**TASK DIRECTIONS:** Extract all of the entries and give them again, word for word.

**RECORDS TO PROCESS:**

--- begin ---

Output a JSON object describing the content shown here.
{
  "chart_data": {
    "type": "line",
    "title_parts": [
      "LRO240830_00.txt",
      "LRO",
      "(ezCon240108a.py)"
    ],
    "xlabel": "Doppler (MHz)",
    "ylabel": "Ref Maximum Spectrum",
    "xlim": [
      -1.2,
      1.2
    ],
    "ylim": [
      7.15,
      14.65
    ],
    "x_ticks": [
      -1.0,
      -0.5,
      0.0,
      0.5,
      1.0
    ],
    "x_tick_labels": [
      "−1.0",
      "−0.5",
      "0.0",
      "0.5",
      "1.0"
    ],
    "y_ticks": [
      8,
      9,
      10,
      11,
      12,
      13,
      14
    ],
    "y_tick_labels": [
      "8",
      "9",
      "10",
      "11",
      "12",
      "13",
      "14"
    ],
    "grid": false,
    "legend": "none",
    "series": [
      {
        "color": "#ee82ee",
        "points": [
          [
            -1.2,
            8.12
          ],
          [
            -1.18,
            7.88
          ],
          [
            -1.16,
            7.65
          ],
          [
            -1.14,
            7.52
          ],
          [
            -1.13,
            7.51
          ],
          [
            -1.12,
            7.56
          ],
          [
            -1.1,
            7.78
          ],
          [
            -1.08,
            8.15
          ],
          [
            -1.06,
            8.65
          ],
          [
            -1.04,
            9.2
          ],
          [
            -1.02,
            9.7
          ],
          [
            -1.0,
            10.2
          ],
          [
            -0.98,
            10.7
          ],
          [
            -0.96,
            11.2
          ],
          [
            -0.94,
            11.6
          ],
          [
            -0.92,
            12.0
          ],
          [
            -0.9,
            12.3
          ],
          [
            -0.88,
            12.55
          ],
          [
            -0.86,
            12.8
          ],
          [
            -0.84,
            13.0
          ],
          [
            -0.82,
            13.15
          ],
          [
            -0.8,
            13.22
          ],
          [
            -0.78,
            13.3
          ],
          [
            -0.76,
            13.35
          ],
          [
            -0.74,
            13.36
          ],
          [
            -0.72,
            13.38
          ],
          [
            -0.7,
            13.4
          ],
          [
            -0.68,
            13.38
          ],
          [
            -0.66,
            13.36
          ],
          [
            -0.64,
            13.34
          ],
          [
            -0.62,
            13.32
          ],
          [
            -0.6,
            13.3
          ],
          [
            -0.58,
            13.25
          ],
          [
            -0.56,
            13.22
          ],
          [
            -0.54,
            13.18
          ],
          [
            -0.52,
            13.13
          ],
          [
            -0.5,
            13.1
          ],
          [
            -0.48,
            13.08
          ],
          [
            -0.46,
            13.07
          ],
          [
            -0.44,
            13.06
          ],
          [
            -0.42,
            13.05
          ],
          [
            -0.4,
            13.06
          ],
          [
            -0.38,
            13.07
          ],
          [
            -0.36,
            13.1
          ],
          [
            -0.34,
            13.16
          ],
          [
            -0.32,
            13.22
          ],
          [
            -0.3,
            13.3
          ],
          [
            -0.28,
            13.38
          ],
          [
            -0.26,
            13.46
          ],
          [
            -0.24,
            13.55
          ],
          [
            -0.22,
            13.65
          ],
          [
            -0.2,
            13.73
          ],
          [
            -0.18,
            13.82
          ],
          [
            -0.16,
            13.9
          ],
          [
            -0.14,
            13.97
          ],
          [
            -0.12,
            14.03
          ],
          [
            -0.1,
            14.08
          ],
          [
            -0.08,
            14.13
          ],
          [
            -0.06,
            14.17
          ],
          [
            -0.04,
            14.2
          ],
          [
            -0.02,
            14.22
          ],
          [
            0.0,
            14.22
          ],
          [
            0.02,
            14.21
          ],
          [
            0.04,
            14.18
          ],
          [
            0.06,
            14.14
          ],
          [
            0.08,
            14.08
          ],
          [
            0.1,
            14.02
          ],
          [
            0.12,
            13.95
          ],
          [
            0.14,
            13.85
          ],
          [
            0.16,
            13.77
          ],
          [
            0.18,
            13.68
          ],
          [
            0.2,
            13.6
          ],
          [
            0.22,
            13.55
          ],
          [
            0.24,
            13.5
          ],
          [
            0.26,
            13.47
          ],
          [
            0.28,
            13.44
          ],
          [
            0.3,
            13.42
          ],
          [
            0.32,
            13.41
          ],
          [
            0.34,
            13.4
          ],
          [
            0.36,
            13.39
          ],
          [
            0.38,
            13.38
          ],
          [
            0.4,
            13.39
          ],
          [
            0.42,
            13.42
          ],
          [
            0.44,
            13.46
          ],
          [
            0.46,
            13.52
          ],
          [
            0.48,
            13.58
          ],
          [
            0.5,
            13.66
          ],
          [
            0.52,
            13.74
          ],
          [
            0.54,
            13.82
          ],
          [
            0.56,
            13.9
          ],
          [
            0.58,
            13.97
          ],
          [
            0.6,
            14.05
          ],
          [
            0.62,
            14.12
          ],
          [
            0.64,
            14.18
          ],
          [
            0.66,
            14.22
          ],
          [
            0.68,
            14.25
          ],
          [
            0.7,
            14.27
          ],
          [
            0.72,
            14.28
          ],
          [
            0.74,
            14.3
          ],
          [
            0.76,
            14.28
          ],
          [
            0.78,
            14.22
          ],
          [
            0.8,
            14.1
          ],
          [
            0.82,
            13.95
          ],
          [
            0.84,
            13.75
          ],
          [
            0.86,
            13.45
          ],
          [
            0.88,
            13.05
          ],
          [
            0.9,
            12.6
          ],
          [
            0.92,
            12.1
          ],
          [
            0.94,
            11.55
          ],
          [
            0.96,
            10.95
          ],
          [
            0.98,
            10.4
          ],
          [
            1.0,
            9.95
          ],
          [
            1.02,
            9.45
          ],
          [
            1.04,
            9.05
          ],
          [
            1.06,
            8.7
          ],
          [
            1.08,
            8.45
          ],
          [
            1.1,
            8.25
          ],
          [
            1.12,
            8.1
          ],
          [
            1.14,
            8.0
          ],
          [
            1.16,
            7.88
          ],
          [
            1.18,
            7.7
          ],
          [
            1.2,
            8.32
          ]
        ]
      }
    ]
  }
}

--- end ---

**ANSWER TO THE TASK:**
Output a JSON object describing the content shown here.
{
  "chart_data": {
    "type": "line",
    "title_parts": [
      "LRO240830_00.txt",
      "LRO",
      "(ezCon240108a.py)"
    ],
    "xlabel": "Doppler (MHz)",
    "ylabel": "Ref Maximum Spectrum",
    "xlim": [
      -1.2,
      1.2
    ],
    "ylim": [
      7.15,
      14.65
    ],
    "x_ticks": [
      -1.0,
      -0.5,
      0.0,
      0.5,
      1.0
    ],
    "x_tick_labels": [
      "−1.0",
      "−0.5",
      "0.0",
      "0.5",
      "1.0"
    ],
    "y_ticks": [
      8,
      9,
      10,
      11,
      12,
      13,
      14
    ],
    "y_tick_labels": [
      "8",
      "9",
      "10",
      "11",
      "12",
      "13",
      "14"
    ],
    "grid": false,
    "legend": "none",
    "series": [
      {
        "color": "#ee82ee",
        "points": [
          [
            -1.2,
            8.12
          ],
          [
            -1.18,
            7.88
          ],
          [
            -1.16,
            7.65
          ],
          [
            -1.14,
            7.52
          ],
          [
            -1.13,
            7.51
          ],
          [
            -1.12,
            7.56
          ],
          [
            -1.1,
            7.78
          ],
          [
            -1.08,
            8.15
          ],
          [
            -1.06,
            8.65
          ],
          [
            -1.04,
            9.2
          ],
          [
            -1.02,
            9.7
          ],
          [
            -1.0,
            10.2
          ],
          [
            -0.98,
            10.7
          ],
          [
            -0.96,
            11.2
          ],
          [
            -0.94,
            11.6
          ],
          [
            -0.92,
            12.0
          ],
          [
            -0.9,
            12.3
          ],
          [
            -0.88,
            12.55
          ],
          [
            -0.86,
            12.8
          ],
          [
            -0.84,
            13.0
          ],
          [
            -0.82,
            13.15
          ],
          [
            -0.8,
            13.22
          ],
          [
            -0.78,
            13.3
          ],
          [
            -0.76,
            13.35
          ],
          [
            -0.74,
            13.36
          ],
          [
            -0.72,
            13.38
          ],
          [
            -0.7,
            13.4
          ],
          [
            -0.68,
            13.38
          ],
          [
            -0.66,
            13.36
          ],
          [
            -0.64,
            13.34
          ],
          [
            -0.62,
            13.32
          ],
          [
            -0.6,
            13.3
          ],
          [
            -0.58,
            13.25
          ],
          [
            -0.56,
            13.22
          ],
          [
            -0.54,
            13.18
          ],
          [
            -0.52,
            13.13
          ],
          [
            -0.5,
            13.1
          ],
          [
            -0.48,
            13.08
          ],
          [
            -0.46,
            13.07
          ],
          [
            -0.44,
            13.06
          ],
          [
            -0.42,
            13.05
          ],
          [
            -0.4,
            13.06
          ],
          [
            -0.38,
            13.07
          ],
          [
            -0.36,
            13.1
          ],
          [
            -0.34,
            13.16
          ],
          [
            -0.32,
            13.22
          ],
          [
            -0.3,
            13.3
          ],
          [
            -0.28,
            13.38
          ],
          [
            -0.26,
            13.46
          ],
          [
            -0.24,
            13.55
          ],
          [
            -0.22,
            13.65
          ],
          [
            -0.2,
            13.73
          ],
          [
            -0.18,
            13.82
          ],
          [
            -0.16,
            13.9
          ],
          [
            -0.14,
            13.97
          ],
          [
            -0.12,
            14.03
          ],
          [
            -0.1,
            14.08
          ],
          [
            -0.08,
            14.13
          ],
          [
            -0.06,
            14.17
          ],
          [
            -0.04,
            14.2
          ],
          [
            -0.02,
            14.22
          ],
          [
            0.0,
            14.22
          ],
          [
            0.02,
            14.21
          ],
          [
            0.04,
            14.18
          ],
          [
            0.06,
            14.14
          ],
          [
            0.08,
            14.08
          ],
          [
            0.1,
            14.02
          ],
          [
            0.12,
            13.95
          ],
          [
            0.14,
            13.85
          ],
          [
            0.16,
            13.77
          ],
          [
            0.18,
            13.68
          ],
          [
            0.2,
            13.6
          ],
          [
            0.22,
            13.55
          ],
          [
            0.24,
            13.5
          ],
          [
            0.26,
            13.47
          ],
          [
            0.28,
            13.44
          ],
          [
            0.3,
            13.42
          ],
          [
            0.32,
            13.41
          ],
          [
            0.34,
            13.4
          ],
          [
            0.36,
            13.39
          ],
          [
            0.38,
            13.38
          ],
          [
            0.4,
            13.39
          ],
          [
            0.42,
            13.42
          ],
          [
            0.44,
            13.46
          ],
          [
            0.46,
            13.52
          ],
          [
            0.48,
            13.58
          ],
          [
            0.5,
            13.66
          ],
          [
            0.52,
            13.74
          ],
          [
            0.54,
            13.82
          ],
          [
            0.56,
            13.9
          ],
          [
            0.58,
            13.97
          ],
          [
            0.6,
            14.05
          ],
          [
            0.62,
            14.12
          ],
          [
            0.64,
            14.18
          ],
          [
            0.66,
            14.22
          ],
          [
            0.68,
            14.25
          ],
          [
            0.7,
            14.27
          ],
          [
            0.72,
            14.28
          ],
          [
            0.74,
            14.3
          ],
          [
            0.76,
            14.28
          ],
          [
            0.78,
            14.22
          ],
          [
            0.8,
            14.1
          ],
          [
            0.82,
            13.95
          ],
          [
            0.84,
            13.75
          ],
          [
            0.86,
            13.45
          ],
          [
            0.88,
            13.05
          ],
          [
            0.9,
            12.6
          ],
          [
            0.92,
            12.1
          ],
          [
            0.94,
            11.55
          ],
          [
            0.96,
            10.95
          ],
          [
            0.98,
            10.4
          ],
          [
            1.0,
            9.95
          ],
          [
            1.02,
            9.45
          ],
          [
            1.04,
            9.05
          ],
          [
            1.06,
            8.7
          ],
          [
            1.08,
            8.45
          ],
          [
            1.1,
            8.25
          ],
          [
            1.12,
            8.1
          ],
          [
            1.14,
            8.0
          ],
          [
            1.16,
            7.88
          ],
          [
            1.18,
            7.7
          ],
          [
            1.2,
            8.32
          ]
        ]
      }
    ]
  }
}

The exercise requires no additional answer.